◆ **DO THIS**:
Pick out each line of the records in which the word "貿易推廣工作計畫" appears.

◆ **DATA ENTRIES**:
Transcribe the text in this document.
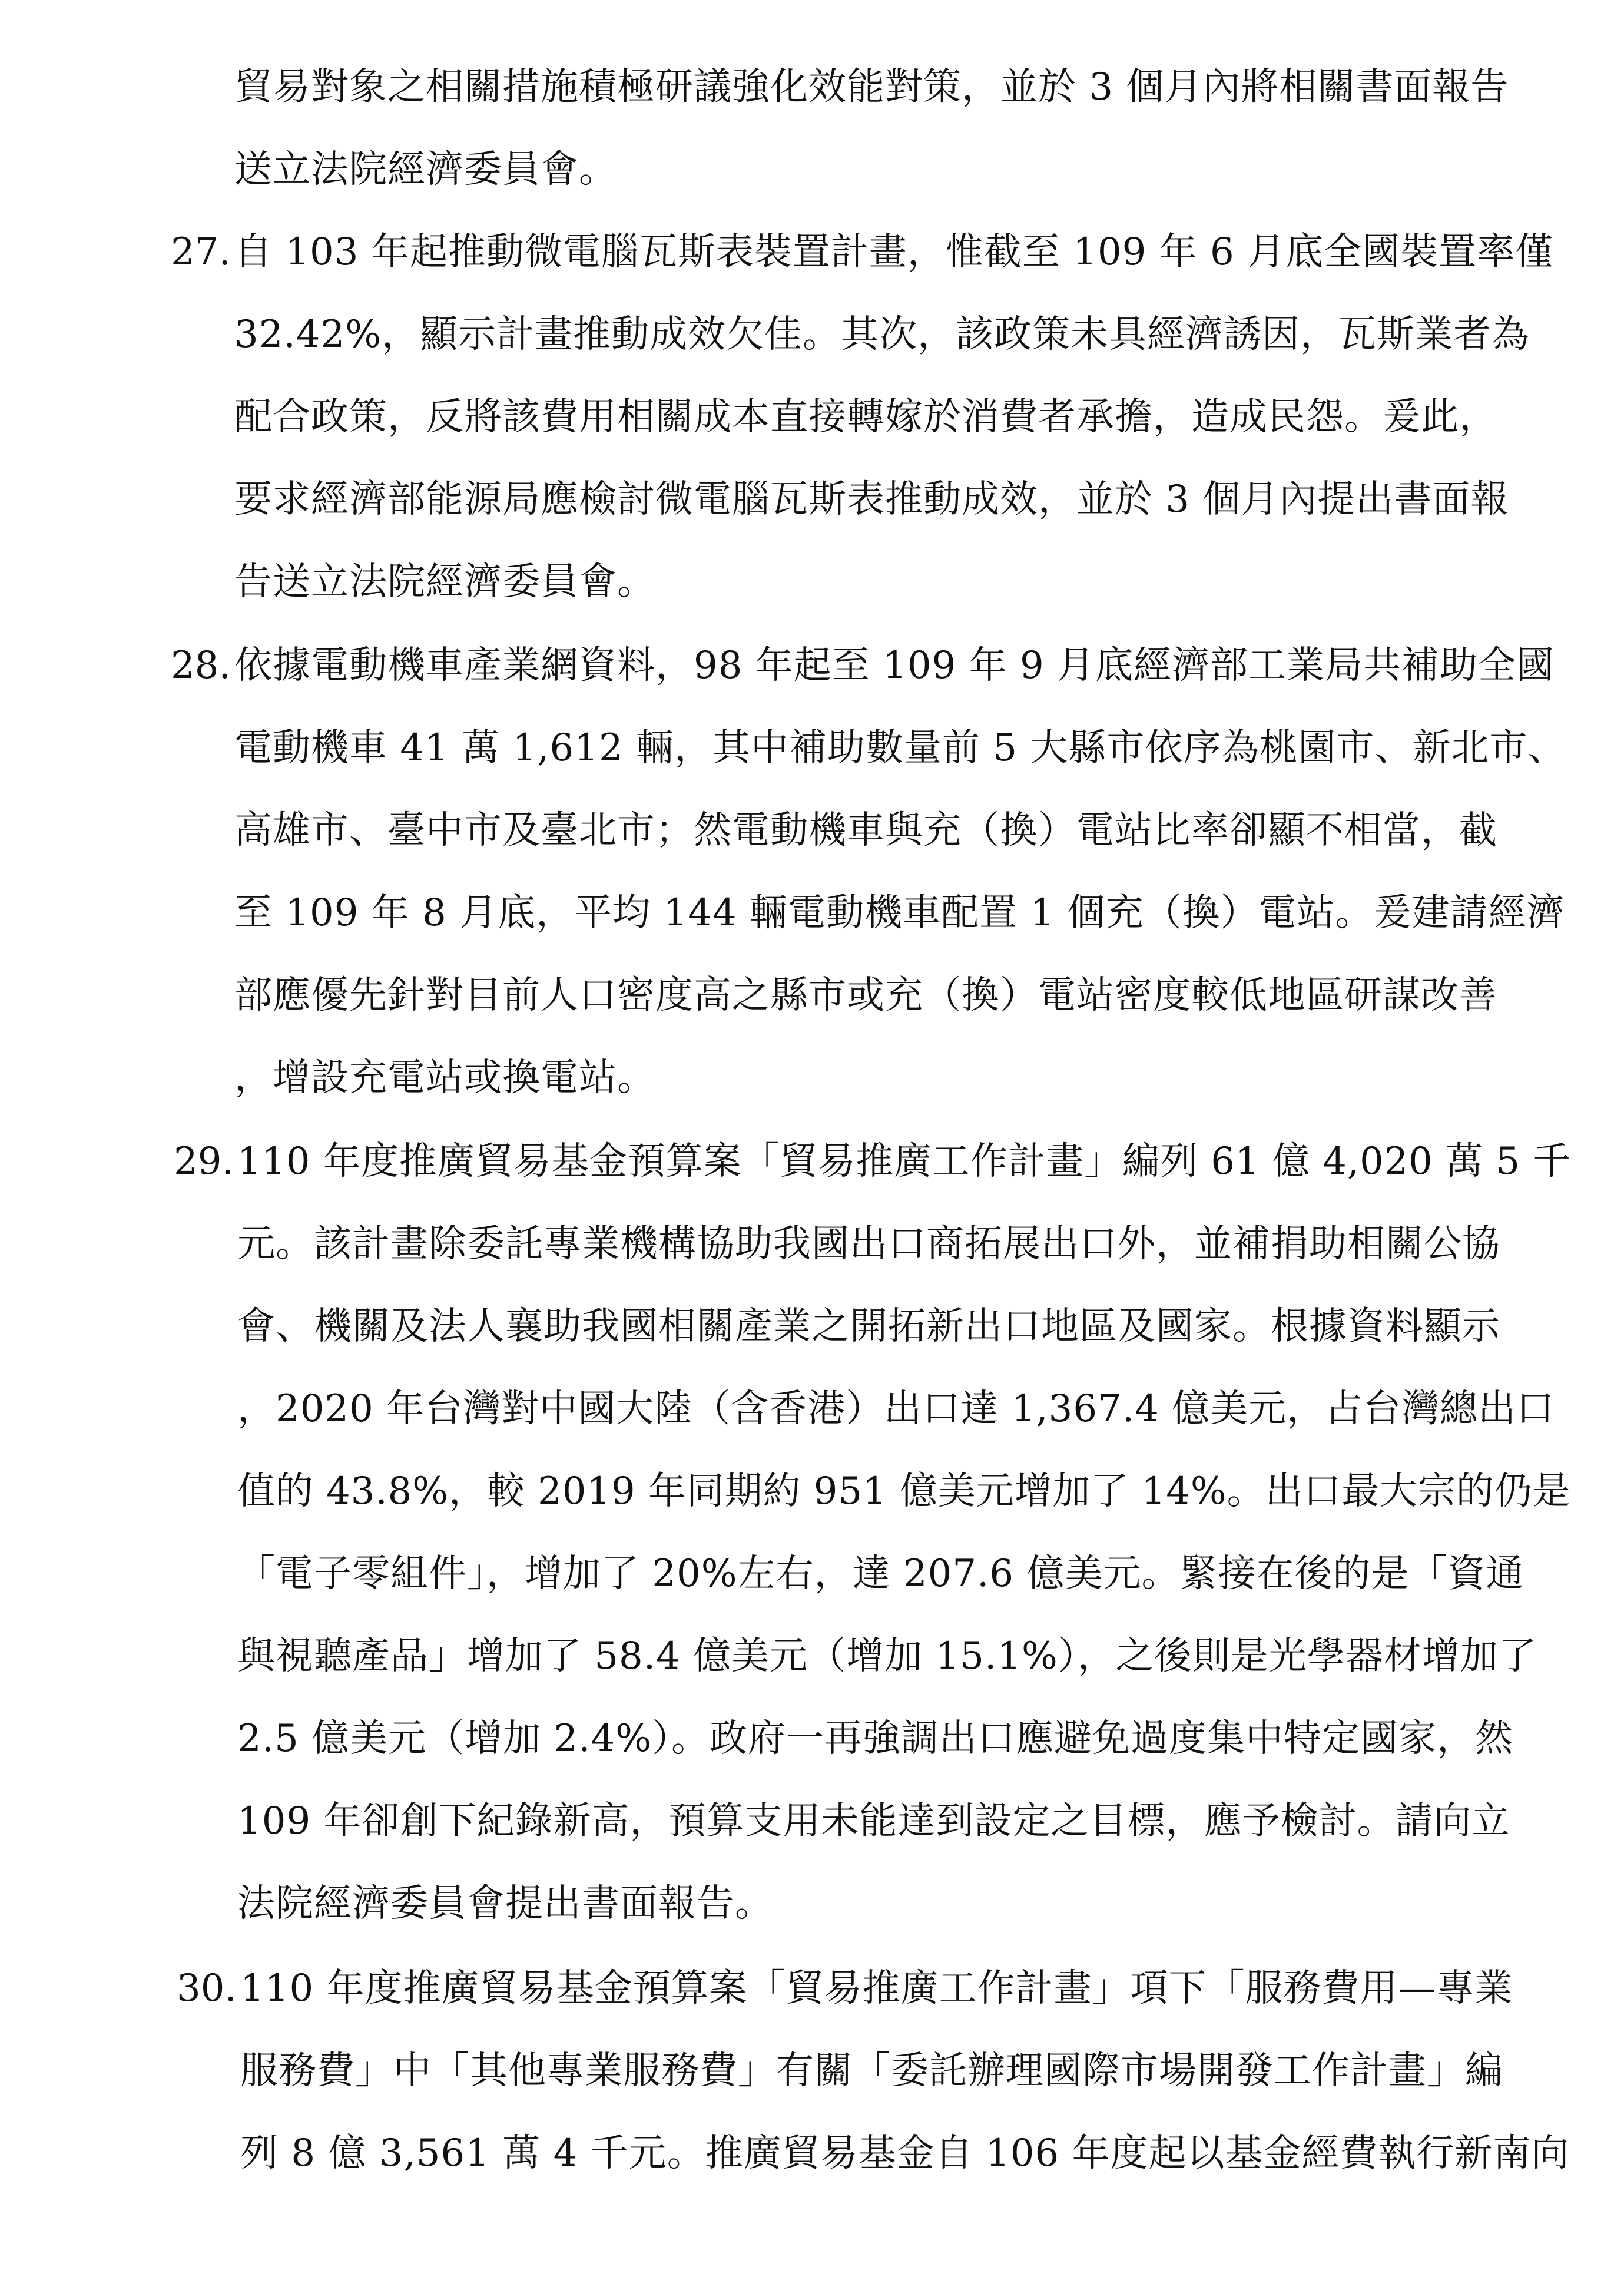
貿易對象之相關措施積極研議強化效能對策，並於 3 個月內將相關書面報告
送立法院經濟委員會。
27. 自 103 年起推動微電腦瓦斯表裝置計畫，惟截至 109 年 6 月底全國裝置率僅
32.42%，顯示計畫推動成效欠佳。其次，該政策未具經濟誘因，瓦斯業者為
配合政策，反將該費用相關成本直接轉嫁於消費者承擔，造成民怨。爰此，
要求經濟部能源局應檢討微電腦瓦斯表推動成效，並於 3 個月內提出書面報
告送立法院經濟委員會。
28. 依據電動機車產業網資料，98 年起至 109 年 9 月底經濟部工業局共補助全國
電動機車 41 萬 1,612 輛，其中補助數量前 5 大縣市依序為桃園市、新北市、
高雄市、臺中市及臺北市；然電動機車與充（換）電站比率卻顯不相當，截
至 109 年 8 月底，平均 144 輛電動機車配置 1 個充（換）電站。爰建請經濟
部應優先針對目前人口密度高之縣市或充（換）電站密度較低地區研謀改善
，增設充電站或換電站。
29. 110 年度推廣貿易基金預算案「貿易推廣工作計畫」編列 61 億 4,020 萬 5 千
元。該計畫除委託專業機構協助我國出口商拓展出口外，並補捐助相關公協
會、機關及法人襄助我國相關產業之開拓新出口地區及國家。根據資料顯示
，2020 年台灣對中國大陸（含香港）出口達 1,367.4 億美元，占台灣總出口
值的 43.8%，較 2019 年同期約 951 億美元增加了 14%。出口最大宗的仍是
「電子零組件」，增加了 20%左右，達 207.6 億美元。緊接在後的是「資通
與視聽產品」增加了 58.4 億美元（增加 15.1%），之後則是光學器材增加了
2.5 億美元（增加 2.4%）。政府一再強調出口應避免過度集中特定國家，然
109 年卻創下紀錄新高，預算支用未能達到設定之目標，應予檢討。請向立
法院經濟委員會提出書面報告。
30. 110 年度推廣貿易基金預算案「貿易推廣工作計畫」項下「服務費用—專業
服務費」中「其他專業服務費」有關「委託辦理國際市場開發工作計畫」編
列 8 億 3,561 萬 4 千元。推廣貿易基金自 106 年度起以基金經費執行新南向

◆ **RESULT OF THIS EXERCISE**:
29. 110 年度推廣貿易基金預算案「貿易推廣工作計畫」編列 61 億 4,020 萬 5 千
30. 110 年度推廣貿易基金預算案「貿易推廣工作計畫」項下「服務費用—專業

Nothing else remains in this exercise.